**Information shown**
□ □ □ □ □ □ □

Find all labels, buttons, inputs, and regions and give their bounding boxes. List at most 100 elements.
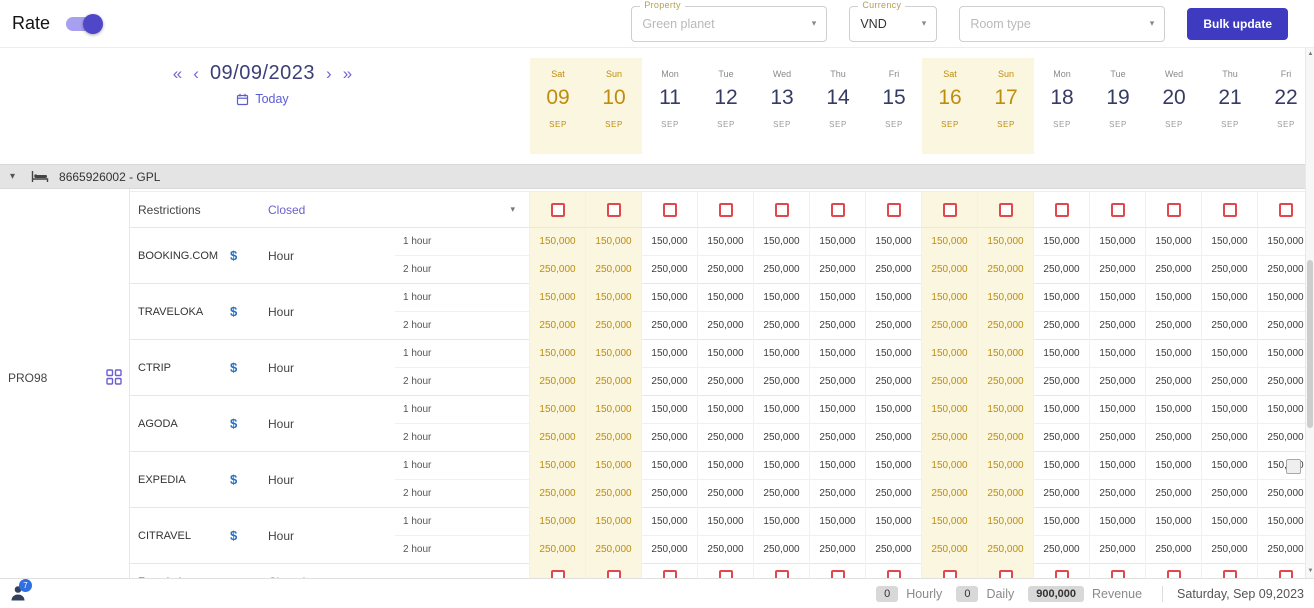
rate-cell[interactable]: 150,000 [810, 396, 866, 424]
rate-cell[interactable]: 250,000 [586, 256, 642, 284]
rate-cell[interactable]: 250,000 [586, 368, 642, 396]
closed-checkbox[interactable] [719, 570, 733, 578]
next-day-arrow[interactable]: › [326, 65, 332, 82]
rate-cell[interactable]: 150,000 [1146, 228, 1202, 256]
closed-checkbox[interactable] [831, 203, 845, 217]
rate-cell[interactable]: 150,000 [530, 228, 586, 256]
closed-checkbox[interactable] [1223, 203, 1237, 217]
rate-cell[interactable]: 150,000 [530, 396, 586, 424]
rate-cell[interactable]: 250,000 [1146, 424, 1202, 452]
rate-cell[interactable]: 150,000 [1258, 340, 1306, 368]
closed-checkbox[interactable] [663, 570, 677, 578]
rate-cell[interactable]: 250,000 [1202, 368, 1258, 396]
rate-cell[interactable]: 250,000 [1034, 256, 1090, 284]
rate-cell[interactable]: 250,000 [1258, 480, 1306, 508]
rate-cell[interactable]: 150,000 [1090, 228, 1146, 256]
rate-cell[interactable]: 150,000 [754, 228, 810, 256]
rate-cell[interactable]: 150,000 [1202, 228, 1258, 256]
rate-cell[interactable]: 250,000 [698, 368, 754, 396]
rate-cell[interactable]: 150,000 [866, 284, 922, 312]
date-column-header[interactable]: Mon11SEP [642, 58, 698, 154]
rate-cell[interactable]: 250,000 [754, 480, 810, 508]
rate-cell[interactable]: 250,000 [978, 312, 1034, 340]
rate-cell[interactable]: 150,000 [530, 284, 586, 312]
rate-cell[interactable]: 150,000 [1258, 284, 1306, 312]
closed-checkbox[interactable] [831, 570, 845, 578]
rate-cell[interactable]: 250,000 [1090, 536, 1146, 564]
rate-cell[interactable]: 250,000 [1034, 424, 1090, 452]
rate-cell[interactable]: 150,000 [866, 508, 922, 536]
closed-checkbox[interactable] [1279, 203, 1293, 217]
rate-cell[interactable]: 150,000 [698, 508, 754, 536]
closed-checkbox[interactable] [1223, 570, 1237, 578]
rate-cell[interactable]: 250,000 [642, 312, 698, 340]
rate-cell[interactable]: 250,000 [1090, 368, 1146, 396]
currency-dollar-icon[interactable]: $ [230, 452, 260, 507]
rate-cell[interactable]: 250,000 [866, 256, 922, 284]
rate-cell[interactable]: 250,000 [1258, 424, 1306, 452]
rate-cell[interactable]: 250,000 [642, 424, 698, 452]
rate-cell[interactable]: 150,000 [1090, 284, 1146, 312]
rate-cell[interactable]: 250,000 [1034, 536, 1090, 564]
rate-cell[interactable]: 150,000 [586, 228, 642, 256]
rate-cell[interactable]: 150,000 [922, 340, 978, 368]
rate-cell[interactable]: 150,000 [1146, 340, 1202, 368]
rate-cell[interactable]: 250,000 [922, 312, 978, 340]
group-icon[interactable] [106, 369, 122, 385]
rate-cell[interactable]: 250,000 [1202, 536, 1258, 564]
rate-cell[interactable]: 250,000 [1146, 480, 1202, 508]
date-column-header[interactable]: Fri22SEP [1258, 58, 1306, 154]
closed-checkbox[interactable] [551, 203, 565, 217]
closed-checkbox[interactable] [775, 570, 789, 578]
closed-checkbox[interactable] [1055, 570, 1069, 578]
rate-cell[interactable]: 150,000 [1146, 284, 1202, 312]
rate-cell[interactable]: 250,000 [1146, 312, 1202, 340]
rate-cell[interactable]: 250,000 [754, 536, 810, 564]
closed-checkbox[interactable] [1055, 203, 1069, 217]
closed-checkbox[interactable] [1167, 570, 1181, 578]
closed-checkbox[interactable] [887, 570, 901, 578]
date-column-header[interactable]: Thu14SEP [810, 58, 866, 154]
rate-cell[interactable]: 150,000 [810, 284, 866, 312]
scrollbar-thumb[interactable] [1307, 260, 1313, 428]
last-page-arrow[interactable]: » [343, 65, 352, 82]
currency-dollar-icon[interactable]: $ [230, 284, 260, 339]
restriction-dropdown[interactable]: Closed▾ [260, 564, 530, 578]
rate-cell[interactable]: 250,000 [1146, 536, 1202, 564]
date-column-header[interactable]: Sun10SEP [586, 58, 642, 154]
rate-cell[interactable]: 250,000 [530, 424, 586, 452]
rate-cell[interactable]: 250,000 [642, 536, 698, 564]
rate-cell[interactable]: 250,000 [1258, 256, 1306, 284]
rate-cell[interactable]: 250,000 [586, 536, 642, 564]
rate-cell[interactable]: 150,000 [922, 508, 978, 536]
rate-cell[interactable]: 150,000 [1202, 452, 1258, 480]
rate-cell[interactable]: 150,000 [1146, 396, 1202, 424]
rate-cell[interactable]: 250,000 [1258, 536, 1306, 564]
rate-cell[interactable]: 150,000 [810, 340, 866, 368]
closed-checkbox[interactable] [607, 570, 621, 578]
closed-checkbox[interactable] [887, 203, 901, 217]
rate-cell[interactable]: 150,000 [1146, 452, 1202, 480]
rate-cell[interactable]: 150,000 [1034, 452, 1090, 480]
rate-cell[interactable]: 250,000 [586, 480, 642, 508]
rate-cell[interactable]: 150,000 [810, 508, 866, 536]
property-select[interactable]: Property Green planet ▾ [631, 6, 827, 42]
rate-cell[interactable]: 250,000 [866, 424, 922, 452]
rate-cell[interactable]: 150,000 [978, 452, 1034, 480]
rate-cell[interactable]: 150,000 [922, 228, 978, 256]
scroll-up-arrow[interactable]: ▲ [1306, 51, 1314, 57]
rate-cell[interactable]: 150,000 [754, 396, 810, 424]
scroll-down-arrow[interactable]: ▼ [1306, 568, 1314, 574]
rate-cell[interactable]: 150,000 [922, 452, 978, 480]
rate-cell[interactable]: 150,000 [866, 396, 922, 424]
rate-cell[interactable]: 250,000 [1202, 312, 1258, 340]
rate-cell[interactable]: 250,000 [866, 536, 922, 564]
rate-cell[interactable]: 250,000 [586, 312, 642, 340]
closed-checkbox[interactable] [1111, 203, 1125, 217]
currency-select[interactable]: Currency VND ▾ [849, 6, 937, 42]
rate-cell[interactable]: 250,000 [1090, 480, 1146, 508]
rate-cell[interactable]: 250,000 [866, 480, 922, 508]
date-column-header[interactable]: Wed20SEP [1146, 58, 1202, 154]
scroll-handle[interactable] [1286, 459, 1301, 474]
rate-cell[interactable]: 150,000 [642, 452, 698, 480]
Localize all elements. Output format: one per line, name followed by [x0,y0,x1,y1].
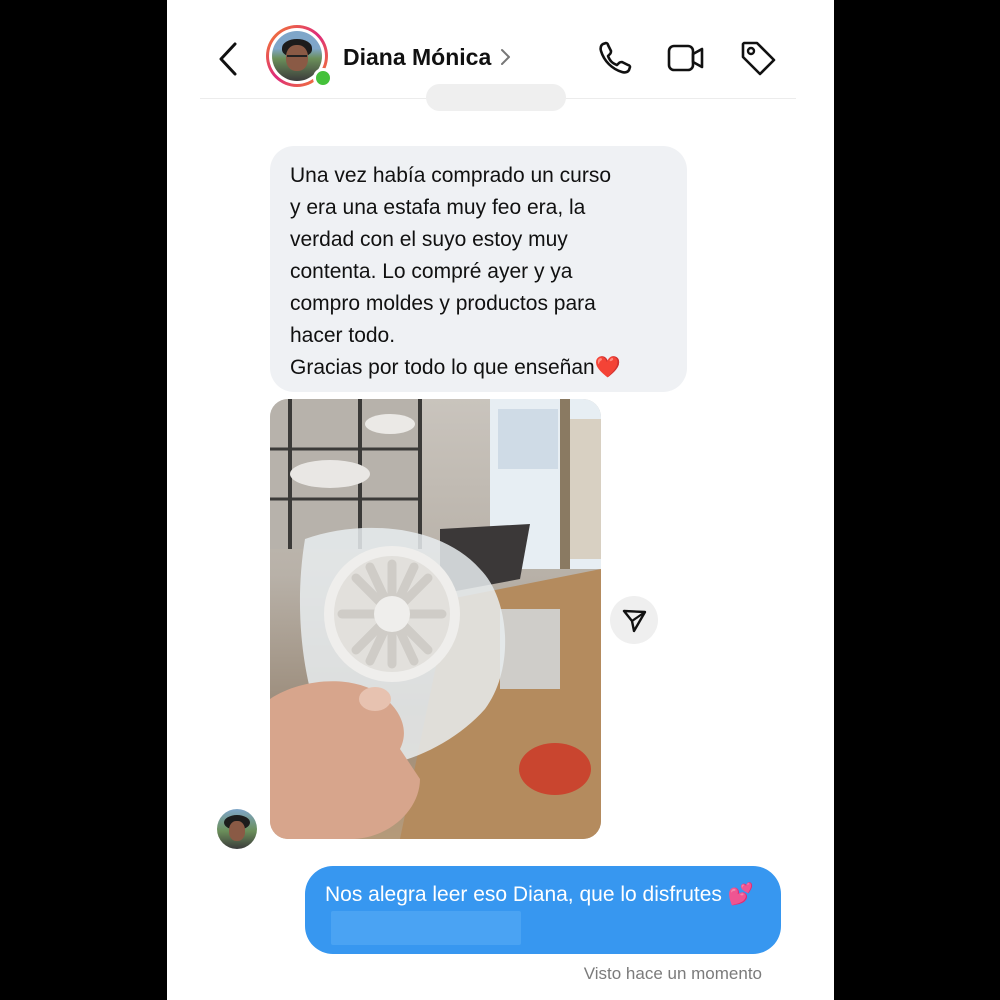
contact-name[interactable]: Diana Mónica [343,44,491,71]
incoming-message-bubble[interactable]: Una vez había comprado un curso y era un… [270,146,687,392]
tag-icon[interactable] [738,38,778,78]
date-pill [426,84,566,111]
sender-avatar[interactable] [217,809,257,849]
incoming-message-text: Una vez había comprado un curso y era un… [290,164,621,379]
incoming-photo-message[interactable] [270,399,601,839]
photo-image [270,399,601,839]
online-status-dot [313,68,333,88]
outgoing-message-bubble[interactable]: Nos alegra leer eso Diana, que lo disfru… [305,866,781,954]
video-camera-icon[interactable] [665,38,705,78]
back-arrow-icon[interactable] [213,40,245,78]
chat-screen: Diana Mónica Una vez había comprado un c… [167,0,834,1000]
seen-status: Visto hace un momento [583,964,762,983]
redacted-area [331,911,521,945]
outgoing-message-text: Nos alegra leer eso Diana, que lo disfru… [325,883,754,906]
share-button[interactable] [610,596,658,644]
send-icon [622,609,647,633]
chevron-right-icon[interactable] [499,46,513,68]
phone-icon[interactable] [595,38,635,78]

□ □ □ □ □ □ □

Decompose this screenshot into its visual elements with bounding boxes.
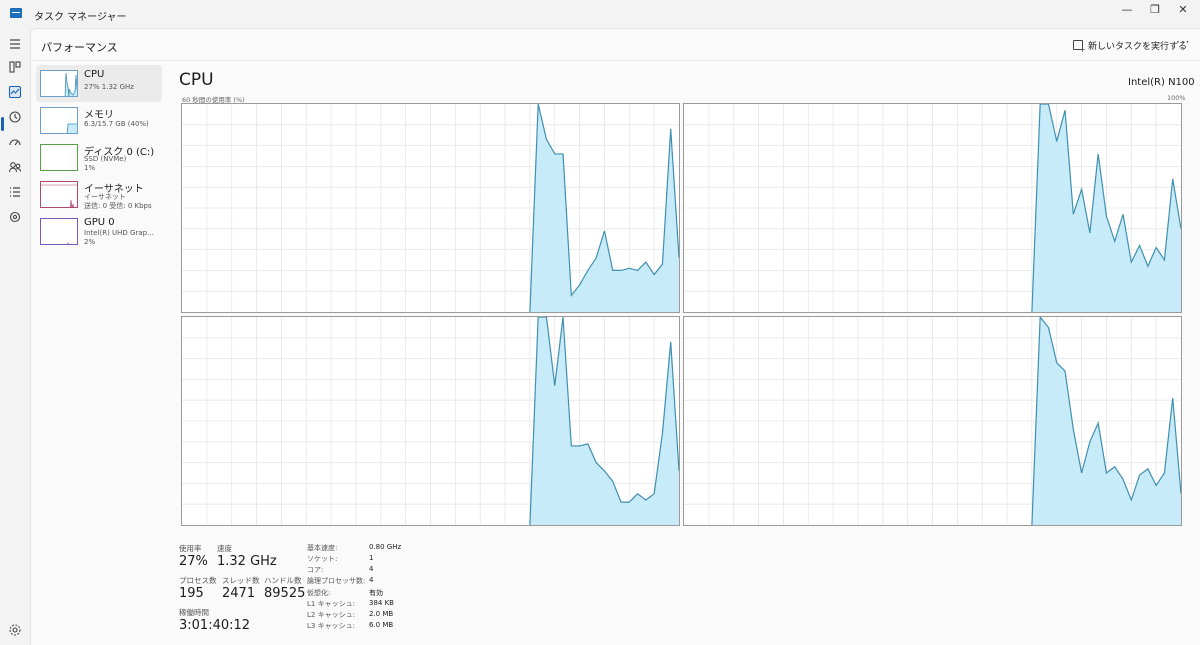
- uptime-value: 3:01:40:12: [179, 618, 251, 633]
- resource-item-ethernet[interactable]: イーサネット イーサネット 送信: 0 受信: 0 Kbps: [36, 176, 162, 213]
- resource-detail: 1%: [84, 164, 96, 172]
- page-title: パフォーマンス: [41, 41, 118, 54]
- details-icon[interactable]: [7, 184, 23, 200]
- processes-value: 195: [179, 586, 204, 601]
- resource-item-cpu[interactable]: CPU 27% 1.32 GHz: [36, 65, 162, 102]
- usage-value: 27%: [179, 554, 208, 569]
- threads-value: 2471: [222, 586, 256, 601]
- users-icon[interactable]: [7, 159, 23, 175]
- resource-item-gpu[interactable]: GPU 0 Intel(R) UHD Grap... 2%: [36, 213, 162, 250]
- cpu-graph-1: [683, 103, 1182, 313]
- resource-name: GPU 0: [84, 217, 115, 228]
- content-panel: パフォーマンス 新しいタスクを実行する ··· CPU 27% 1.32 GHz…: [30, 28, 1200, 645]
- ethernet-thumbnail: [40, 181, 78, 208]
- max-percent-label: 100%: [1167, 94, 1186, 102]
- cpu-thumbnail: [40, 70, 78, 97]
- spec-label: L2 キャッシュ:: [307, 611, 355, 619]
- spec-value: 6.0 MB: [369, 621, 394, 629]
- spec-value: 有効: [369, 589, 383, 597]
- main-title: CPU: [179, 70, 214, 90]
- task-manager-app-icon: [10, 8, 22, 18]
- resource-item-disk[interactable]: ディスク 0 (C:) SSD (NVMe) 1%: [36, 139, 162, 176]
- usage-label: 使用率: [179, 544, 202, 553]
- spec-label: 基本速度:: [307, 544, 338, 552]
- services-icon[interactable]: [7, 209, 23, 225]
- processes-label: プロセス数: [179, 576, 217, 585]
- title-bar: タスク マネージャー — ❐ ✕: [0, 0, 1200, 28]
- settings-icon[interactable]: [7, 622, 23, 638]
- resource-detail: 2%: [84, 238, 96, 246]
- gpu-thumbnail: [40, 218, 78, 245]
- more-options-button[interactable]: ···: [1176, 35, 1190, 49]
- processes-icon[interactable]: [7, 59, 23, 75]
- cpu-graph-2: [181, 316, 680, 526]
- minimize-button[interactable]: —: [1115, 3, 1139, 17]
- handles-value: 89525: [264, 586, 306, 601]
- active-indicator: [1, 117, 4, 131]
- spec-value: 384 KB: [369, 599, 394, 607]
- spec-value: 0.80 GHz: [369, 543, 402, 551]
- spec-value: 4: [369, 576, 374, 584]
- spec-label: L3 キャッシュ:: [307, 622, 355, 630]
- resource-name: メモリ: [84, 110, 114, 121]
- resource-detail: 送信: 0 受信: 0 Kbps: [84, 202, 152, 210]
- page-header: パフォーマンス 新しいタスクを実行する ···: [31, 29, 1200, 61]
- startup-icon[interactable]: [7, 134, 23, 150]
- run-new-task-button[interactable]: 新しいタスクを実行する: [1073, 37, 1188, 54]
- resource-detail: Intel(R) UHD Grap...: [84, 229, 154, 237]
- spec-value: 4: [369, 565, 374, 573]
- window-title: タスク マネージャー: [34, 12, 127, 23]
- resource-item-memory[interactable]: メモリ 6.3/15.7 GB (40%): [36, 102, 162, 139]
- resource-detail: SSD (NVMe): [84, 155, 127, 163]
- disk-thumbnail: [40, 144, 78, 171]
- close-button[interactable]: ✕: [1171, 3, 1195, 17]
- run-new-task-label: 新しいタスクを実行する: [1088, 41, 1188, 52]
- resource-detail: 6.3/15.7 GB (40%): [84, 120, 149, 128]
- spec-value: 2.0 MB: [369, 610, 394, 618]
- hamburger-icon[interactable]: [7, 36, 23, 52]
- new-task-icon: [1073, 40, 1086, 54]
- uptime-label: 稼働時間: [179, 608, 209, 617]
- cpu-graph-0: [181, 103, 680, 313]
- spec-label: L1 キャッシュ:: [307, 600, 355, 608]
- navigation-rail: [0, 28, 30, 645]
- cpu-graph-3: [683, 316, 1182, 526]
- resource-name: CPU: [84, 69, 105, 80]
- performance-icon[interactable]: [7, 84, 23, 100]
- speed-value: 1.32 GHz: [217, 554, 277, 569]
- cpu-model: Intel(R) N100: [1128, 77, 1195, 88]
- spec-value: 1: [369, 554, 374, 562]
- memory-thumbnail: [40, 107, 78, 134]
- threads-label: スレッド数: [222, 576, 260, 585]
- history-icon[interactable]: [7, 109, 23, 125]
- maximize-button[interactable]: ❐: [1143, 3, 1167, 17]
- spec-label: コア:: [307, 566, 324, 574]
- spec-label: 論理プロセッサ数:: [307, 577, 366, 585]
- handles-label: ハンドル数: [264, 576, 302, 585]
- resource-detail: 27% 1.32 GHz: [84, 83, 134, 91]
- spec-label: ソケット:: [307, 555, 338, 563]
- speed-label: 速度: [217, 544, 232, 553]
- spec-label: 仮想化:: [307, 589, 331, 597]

□ □ □ □ □ □ □

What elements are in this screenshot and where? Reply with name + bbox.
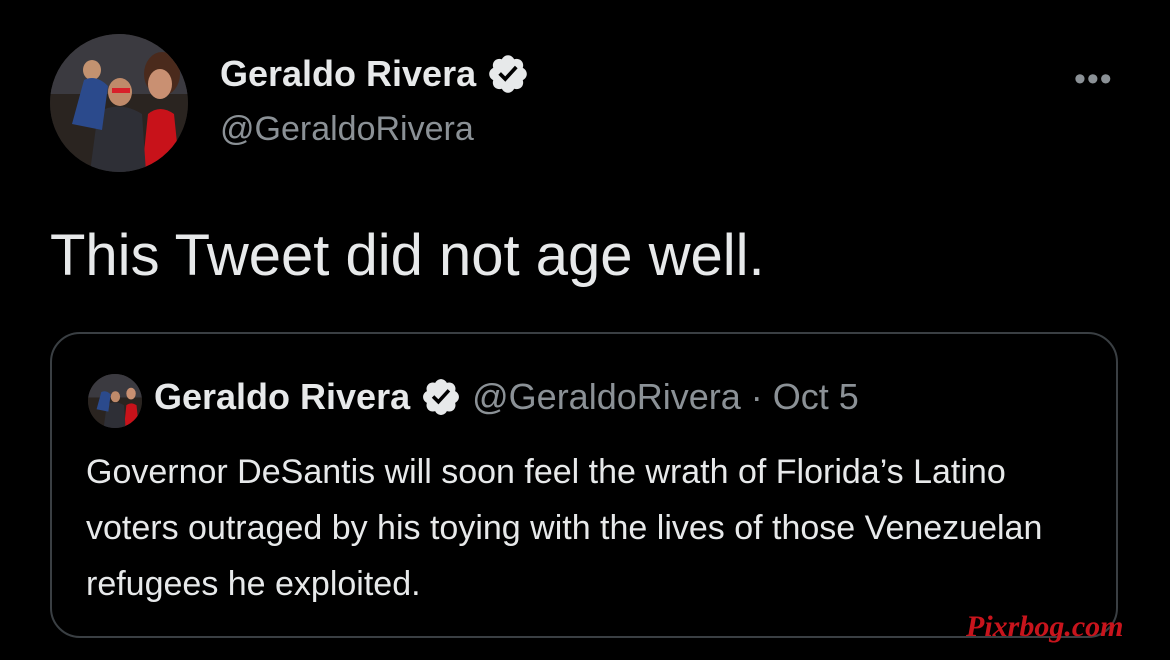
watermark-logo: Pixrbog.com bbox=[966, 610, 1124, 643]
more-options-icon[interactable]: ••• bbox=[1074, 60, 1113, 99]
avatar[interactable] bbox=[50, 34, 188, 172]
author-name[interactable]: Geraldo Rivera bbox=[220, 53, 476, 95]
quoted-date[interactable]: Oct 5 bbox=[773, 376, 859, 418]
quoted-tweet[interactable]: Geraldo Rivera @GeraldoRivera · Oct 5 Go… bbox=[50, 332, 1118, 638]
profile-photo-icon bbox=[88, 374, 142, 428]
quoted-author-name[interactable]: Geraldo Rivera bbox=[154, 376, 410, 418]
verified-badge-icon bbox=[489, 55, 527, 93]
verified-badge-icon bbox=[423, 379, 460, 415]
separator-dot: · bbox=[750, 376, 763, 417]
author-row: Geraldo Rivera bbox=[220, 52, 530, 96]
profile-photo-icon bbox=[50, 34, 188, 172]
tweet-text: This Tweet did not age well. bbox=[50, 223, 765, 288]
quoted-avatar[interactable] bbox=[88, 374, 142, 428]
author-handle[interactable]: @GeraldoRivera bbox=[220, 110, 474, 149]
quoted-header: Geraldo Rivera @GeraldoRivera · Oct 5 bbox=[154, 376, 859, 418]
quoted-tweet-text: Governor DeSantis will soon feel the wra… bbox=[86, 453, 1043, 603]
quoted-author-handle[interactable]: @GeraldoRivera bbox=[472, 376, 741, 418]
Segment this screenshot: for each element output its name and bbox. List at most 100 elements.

□ □ □ □ □ □ □

**Goal**
Copy the records from the line with "watermark-logo: Pixrbog.com bbox=[966, 610, 1124, 643]" to the line with "profile-photo-icon bbox=[88, 374, 142, 428]", inclusive, reproducing each line verbatim.

**Exercise result**
watermark-logo: Pixrbog.com bbox=[966, 610, 1124, 643]
more-options-icon[interactable]: ••• bbox=[1074, 60, 1113, 99]
avatar[interactable] bbox=[50, 34, 188, 172]
author-name[interactable]: Geraldo Rivera bbox=[220, 53, 476, 95]
quoted-date[interactable]: Oct 5 bbox=[773, 376, 859, 418]
quoted-tweet[interactable]: Geraldo Rivera @GeraldoRivera · Oct 5 Go… bbox=[50, 332, 1118, 638]
profile-photo-icon bbox=[88, 374, 142, 428]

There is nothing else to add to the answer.